THE DATA |

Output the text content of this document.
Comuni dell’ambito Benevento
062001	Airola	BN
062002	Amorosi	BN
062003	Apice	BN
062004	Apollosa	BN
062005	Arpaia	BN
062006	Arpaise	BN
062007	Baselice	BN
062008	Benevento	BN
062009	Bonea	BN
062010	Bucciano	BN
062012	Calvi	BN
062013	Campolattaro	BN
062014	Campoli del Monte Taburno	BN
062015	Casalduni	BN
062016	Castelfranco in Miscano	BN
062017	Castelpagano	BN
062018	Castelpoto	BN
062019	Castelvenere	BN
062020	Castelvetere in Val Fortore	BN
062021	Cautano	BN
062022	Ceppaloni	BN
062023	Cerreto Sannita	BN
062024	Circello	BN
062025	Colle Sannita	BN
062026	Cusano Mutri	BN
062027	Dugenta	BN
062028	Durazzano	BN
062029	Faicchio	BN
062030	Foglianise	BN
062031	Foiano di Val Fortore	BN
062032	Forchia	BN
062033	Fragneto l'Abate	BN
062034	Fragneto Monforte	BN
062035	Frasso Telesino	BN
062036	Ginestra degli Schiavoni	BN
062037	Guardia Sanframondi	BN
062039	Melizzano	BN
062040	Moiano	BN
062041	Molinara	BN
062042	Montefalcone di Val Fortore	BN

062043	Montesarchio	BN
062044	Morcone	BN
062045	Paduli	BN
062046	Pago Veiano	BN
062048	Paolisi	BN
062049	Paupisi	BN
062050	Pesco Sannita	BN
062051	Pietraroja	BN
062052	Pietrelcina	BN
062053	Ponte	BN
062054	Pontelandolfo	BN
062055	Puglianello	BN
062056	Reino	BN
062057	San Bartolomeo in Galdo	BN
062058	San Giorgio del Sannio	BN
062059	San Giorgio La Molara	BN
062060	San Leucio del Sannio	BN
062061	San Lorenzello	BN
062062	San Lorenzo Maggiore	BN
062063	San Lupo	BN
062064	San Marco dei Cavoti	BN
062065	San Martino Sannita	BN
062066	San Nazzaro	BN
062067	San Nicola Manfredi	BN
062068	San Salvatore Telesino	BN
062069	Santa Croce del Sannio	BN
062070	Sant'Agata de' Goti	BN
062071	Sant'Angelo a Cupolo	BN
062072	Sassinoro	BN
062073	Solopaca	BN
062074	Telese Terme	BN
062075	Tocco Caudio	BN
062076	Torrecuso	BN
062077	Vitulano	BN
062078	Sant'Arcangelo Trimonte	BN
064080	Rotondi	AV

AIM | All of the entries must be quoted exactly; please include each one.

TASK RESPONSE |
Output the text content of this document.
Comuni dell’ambito Benevento
062001	Airola	BN
062002	Amorosi	BN
062003	Apice	BN
062004	Apollosa	BN
062005	Arpaia	BN
062006	Arpaise	BN
062007	Baselice	BN
062008	Benevento	BN
062009	Bonea	BN
062010	Bucciano	BN
062012	Calvi	BN
062013	Campolattaro	BN
062014	Campoli del Monte Taburno	BN
062015	Casalduni	BN
062016	Castelfranco in Miscano	BN
062017	Castelpagano	BN
062018	Castelpoto	BN
062019	Castelvenere	BN
062020	Castelvetere in Val Fortore	BN
062021	Cautano	BN
062022	Ceppaloni	BN
062023	Cerreto Sannita	BN
062024	Circello	BN
062025	Colle Sannita	BN
062026	Cusano Mutri	BN
062027	Dugenta	BN
062028	Durazzano	BN
062029	Faicchio	BN
062030	Foglianise	BN
062031	Foiano di Val Fortore	BN
062032	Forchia	BN
062033	Fragneto l'Abate	BN
062034	Fragneto Monforte	BN
062035	Frasso Telesino	BN
062036	Ginestra degli Schiavoni	BN
062037	Guardia Sanframondi	BN
062039	Melizzano	BN
062040	Moiano	BN
062041	Molinara	BN
062042	Montefalcone di Val Fortore	BN

062043	Montesarchio	BN
062044	Morcone	BN
062045	Paduli	BN
062046	Pago Veiano	BN
062048	Paolisi	BN
062049	Paupisi	BN
062050	Pesco Sannita	BN
062051	Pietraroja	BN
062052	Pietrelcina	BN
062053	Ponte	BN
062054	Pontelandolfo	BN
062055	Puglianello	BN
062056	Reino	BN
062057	San Bartolomeo in Galdo	BN
062058	San Giorgio del Sannio	BN
062059	San Giorgio La Molara	BN
062060	San Leucio del Sannio	BN
062061	San Lorenzello	BN
062062	San Lorenzo Maggiore	BN
062063	San Lupo	BN
062064	San Marco dei Cavoti	BN
062065	San Martino Sannita	BN
062066	San Nazzaro	BN
062067	San Nicola Manfredi	BN
062068	San Salvatore Telesino	BN
062069	Santa Croce del Sannio	BN
062070	Sant'Agata de' Goti	BN
062071	Sant'Angelo a Cupolo	BN
062072	Sassinoro	BN
062073	Solopaca	BN
062074	Telese Terme	BN
062075	Tocco Caudio	BN
062076	Torrecuso	BN
062077	Vitulano	BN
062078	Sant'Arcangelo Trimonte	BN
064080	Rotondi	AV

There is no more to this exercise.